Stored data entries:
(begin)

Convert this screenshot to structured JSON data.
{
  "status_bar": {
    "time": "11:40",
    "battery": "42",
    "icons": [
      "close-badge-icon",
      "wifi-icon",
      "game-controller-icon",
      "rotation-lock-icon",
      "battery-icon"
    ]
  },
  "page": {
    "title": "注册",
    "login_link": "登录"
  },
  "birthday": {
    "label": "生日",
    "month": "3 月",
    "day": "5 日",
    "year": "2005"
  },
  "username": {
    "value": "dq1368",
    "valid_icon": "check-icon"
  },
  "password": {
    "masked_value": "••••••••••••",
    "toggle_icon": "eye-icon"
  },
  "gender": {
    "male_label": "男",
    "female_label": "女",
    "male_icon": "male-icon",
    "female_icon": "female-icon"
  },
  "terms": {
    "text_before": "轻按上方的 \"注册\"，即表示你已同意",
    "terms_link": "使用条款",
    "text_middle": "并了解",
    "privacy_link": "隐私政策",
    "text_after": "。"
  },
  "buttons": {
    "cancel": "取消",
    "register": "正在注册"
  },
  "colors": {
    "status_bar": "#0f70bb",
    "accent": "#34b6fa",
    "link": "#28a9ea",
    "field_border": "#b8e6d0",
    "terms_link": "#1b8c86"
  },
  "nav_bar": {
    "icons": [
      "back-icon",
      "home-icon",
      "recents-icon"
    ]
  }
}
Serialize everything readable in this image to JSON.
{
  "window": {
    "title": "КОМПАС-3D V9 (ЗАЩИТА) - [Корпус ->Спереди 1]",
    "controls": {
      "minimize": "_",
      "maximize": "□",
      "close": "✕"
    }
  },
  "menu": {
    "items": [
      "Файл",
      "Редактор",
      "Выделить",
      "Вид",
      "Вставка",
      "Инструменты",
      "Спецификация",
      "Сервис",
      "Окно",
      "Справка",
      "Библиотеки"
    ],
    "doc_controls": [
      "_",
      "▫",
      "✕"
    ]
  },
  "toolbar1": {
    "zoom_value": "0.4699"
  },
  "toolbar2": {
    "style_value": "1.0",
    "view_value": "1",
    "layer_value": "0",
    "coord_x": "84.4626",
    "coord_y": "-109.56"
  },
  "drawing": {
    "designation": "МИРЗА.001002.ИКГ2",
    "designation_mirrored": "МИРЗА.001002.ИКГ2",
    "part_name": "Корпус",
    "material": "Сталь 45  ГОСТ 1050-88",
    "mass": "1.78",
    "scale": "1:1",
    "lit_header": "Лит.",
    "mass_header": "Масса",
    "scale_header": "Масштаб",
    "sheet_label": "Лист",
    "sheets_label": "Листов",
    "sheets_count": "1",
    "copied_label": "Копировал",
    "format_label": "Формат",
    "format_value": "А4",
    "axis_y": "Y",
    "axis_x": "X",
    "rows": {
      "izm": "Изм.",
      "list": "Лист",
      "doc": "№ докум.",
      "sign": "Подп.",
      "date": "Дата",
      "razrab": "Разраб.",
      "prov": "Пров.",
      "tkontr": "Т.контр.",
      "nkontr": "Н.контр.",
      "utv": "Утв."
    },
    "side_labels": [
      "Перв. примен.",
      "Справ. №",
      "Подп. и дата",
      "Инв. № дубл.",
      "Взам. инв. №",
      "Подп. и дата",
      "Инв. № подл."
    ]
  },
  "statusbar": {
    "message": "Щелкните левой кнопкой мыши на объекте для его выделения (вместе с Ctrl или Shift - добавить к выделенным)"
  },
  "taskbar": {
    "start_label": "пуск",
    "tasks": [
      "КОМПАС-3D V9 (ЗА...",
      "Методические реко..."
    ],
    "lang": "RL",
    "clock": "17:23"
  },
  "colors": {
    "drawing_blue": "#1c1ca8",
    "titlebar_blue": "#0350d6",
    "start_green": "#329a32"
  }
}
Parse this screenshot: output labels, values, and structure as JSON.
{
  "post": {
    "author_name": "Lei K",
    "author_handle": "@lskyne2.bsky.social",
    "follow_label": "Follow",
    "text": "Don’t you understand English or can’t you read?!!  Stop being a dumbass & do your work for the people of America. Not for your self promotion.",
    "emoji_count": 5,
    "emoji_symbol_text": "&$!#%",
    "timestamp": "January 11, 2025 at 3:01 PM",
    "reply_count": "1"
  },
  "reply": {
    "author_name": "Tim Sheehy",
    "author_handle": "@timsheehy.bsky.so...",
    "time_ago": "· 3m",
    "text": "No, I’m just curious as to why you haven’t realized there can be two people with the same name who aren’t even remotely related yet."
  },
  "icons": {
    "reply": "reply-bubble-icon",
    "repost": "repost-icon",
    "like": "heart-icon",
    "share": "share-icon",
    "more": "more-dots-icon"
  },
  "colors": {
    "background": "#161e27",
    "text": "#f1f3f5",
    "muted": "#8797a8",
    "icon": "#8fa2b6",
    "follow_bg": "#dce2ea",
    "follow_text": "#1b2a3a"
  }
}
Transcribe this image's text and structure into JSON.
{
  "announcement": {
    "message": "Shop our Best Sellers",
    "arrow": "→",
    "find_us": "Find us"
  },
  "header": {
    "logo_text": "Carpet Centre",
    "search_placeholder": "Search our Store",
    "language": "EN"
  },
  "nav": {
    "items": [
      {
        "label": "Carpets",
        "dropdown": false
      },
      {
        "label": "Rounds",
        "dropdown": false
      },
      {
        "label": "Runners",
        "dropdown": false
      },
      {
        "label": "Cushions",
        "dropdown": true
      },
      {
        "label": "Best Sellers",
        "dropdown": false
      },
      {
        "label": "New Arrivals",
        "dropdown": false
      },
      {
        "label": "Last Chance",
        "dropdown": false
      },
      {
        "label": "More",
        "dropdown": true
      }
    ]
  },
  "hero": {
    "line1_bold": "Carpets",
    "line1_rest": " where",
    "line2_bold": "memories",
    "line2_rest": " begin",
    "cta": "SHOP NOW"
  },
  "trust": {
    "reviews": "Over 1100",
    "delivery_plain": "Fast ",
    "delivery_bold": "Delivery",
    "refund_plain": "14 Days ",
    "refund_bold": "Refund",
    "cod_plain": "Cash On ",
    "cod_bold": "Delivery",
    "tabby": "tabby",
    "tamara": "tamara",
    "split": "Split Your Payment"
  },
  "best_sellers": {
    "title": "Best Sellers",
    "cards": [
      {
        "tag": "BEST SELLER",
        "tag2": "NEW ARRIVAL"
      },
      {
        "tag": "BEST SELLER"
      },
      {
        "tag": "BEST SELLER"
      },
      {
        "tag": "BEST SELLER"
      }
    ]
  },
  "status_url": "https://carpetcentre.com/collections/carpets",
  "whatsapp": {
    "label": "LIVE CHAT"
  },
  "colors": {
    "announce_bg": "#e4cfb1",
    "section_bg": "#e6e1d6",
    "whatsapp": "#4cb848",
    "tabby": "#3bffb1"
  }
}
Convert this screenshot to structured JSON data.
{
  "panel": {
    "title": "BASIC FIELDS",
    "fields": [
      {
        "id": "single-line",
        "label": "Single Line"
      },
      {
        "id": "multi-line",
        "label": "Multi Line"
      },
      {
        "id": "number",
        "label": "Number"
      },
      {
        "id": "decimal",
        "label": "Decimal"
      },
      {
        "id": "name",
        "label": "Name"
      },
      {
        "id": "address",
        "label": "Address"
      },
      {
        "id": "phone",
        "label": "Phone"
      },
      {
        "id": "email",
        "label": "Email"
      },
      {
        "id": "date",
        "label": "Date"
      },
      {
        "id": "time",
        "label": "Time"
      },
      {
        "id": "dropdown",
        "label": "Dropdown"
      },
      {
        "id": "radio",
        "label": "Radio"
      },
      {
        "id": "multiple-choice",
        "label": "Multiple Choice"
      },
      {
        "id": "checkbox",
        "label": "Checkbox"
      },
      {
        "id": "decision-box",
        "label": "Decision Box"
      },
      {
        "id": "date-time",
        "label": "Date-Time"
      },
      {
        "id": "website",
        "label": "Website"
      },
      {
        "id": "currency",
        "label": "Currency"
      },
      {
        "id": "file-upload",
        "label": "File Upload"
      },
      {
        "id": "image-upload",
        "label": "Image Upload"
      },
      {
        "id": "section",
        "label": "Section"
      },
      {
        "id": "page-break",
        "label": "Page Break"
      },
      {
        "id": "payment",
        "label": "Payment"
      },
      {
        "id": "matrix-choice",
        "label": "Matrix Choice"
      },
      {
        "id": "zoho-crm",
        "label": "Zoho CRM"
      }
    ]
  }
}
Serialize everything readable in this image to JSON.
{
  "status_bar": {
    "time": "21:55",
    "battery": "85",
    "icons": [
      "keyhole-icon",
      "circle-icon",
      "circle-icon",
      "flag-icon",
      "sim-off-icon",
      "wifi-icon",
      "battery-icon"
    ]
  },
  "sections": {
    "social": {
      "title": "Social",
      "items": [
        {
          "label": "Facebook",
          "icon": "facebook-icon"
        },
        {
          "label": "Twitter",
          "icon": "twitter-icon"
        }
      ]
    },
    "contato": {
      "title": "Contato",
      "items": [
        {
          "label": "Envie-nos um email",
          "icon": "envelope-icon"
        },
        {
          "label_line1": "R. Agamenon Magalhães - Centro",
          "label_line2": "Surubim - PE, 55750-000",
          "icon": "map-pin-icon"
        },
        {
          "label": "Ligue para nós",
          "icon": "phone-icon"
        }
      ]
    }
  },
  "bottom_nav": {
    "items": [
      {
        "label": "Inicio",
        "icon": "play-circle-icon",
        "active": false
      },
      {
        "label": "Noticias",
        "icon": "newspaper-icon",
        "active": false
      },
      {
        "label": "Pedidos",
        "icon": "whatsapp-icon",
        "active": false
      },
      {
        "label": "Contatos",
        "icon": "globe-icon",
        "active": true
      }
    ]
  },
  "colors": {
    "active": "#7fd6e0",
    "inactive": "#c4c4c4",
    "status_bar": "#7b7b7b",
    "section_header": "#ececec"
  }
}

(end)

(Aim of the exercise): Search the records for the word "Корпус", then list every line that has it.

(Task response):
    "title": "КОМПАС-3D V9 (ЗАЩИТА) - [Корпус ->Спереди 1]",
    "part_name": "Корпус",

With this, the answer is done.